Exercise instructions
Reproduce every line of the items below word for word, leaving out the pictures.

Material provided
::::::

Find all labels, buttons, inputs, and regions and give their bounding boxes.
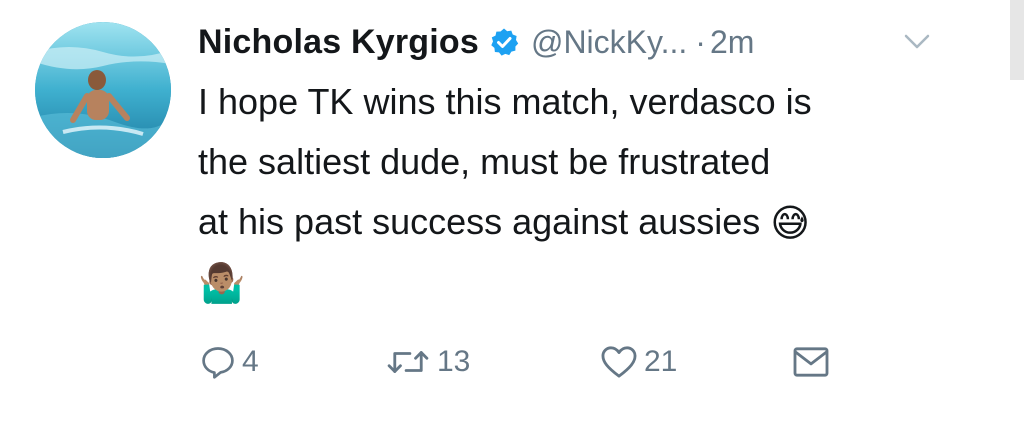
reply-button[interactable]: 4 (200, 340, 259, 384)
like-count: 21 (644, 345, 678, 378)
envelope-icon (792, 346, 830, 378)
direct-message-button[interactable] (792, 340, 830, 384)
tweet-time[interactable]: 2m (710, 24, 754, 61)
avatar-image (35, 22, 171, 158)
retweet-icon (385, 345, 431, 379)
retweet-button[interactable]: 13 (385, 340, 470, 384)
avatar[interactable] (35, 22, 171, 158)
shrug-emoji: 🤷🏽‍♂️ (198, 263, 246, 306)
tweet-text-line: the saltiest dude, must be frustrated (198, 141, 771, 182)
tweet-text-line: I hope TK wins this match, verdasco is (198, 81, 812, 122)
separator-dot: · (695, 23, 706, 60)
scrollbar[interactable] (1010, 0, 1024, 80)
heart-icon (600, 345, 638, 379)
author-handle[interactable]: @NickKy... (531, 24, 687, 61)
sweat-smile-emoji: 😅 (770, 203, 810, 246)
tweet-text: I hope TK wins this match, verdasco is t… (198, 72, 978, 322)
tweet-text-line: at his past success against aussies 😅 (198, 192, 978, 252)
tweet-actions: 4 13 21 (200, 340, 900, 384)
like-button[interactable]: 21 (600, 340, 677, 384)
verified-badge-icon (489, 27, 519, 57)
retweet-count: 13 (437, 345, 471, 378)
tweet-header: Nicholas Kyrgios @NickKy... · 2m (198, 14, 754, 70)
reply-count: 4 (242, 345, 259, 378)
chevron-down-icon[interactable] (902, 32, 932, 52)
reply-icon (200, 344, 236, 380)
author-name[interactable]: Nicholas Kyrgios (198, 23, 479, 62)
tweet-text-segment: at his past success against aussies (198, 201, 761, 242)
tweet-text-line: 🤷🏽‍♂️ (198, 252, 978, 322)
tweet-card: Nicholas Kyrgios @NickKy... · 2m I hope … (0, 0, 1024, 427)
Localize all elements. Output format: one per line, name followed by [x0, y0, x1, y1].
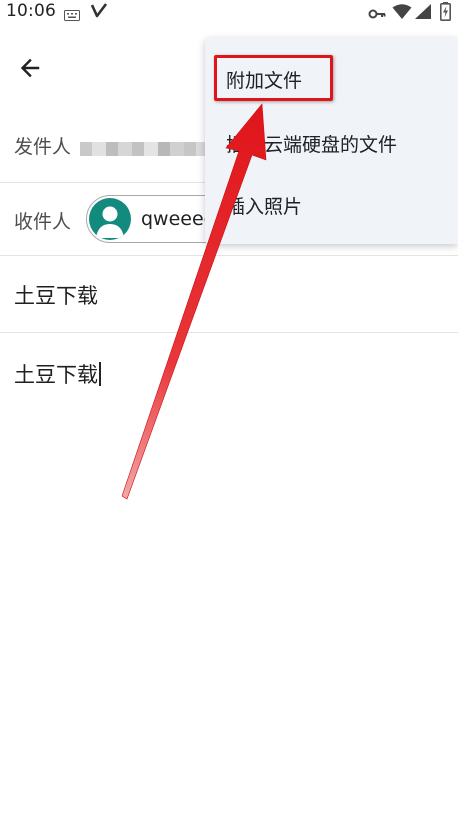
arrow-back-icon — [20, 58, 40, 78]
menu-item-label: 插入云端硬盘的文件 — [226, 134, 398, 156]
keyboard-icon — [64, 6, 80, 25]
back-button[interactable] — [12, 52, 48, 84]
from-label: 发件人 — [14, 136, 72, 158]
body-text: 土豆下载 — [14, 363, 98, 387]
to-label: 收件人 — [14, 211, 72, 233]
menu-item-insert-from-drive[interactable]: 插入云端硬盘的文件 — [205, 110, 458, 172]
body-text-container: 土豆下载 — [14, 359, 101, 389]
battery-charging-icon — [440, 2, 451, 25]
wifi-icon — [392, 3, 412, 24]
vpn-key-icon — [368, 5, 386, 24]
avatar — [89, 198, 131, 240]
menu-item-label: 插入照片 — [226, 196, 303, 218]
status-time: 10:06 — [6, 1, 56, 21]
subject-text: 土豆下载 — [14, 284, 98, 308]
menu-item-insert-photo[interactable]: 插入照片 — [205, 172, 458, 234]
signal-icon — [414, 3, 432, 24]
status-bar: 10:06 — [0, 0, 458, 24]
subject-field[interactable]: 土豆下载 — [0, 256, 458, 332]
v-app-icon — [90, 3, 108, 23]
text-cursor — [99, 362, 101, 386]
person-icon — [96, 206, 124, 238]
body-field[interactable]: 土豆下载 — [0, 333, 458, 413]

::::::

Output of the task
Find all labels, buttons, inputs, and regions and give their bounding boxes.
reply-button[interactable]: 4 (200, 340, 259, 384)
like-count: 21 (644, 345, 678, 378)
envelope-icon (792, 346, 830, 378)
direct-message-button[interactable] (792, 340, 830, 384)
tweet-time[interactable]: 2m (710, 24, 754, 61)
avatar-image (35, 22, 171, 158)
retweet-icon (385, 345, 431, 379)
retweet-button[interactable]: 13 (385, 340, 470, 384)
avatar[interactable] (35, 22, 171, 158)
shrug-emoji: 🤷🏽‍♂️ (198, 263, 246, 306)
tweet-text-line: the saltiest dude, must be frustrated (198, 141, 771, 182)
tweet-text-line: I hope TK wins this match, verdasco is (198, 81, 812, 122)
separator-dot: · (695, 23, 706, 60)
scrollbar[interactable] (1010, 0, 1024, 80)
heart-icon (600, 345, 638, 379)
author-handle[interactable]: @NickKy... (531, 24, 687, 61)
sweat-smile-emoji: 😅 (770, 203, 810, 246)
tweet-text: I hope TK wins this match, verdasco is t… (198, 72, 978, 322)
tweet-text-line: at his past success against aussies 😅 (198, 192, 978, 252)
tweet-actions: 4 13 21 (200, 340, 900, 384)
like-button[interactable]: 21 (600, 340, 677, 384)
verified-badge-icon (489, 27, 519, 57)
retweet-count: 13 (437, 345, 471, 378)
tweet-header: Nicholas Kyrgios @NickKy... · 2m (198, 14, 754, 70)
reply-count: 4 (242, 345, 259, 378)
chevron-down-icon[interactable] (902, 32, 932, 52)
reply-icon (200, 344, 236, 380)
author-name[interactable]: Nicholas Kyrgios (198, 23, 479, 62)
tweet-text-segment: at his past success against aussies (198, 201, 761, 242)
tweet-text-line: 🤷🏽‍♂️ (198, 252, 978, 322)
tweet-card: Nicholas Kyrgios @NickKy... · 2m I hope … (0, 0, 1024, 427)
Localize all elements. Output format: one per line, name followed by [x0, y0, x1, y1].
arrow-back-icon — [20, 58, 40, 78]
menu-item-label: 插入云端硬盘的文件 — [226, 134, 398, 156]
keyboard-icon — [64, 6, 80, 25]
back-button[interactable] — [12, 52, 48, 84]
from-label: 发件人 — [14, 136, 72, 158]
body-text: 土豆下载 — [14, 363, 98, 387]
to-label: 收件人 — [14, 211, 72, 233]
menu-item-insert-from-drive[interactable]: 插入云端硬盘的文件 — [205, 110, 458, 172]
body-text-container: 土豆下载 — [14, 359, 101, 389]
battery-charging-icon — [440, 2, 451, 25]
wifi-icon — [392, 3, 412, 24]
vpn-key-icon — [368, 5, 386, 24]
avatar — [89, 198, 131, 240]
menu-item-label: 插入照片 — [226, 196, 303, 218]
status-time: 10:06 — [6, 1, 56, 21]
subject-text: 土豆下载 — [14, 284, 98, 308]
menu-item-insert-photo[interactable]: 插入照片 — [205, 172, 458, 234]
signal-icon — [414, 3, 432, 24]
status-bar: 10:06 — [0, 0, 458, 24]
subject-field[interactable]: 土豆下载 — [0, 256, 458, 332]
v-app-icon — [90, 3, 108, 23]
text-cursor — [99, 362, 101, 386]
person-icon — [96, 206, 124, 238]
body-field[interactable]: 土豆下载 — [0, 333, 458, 413]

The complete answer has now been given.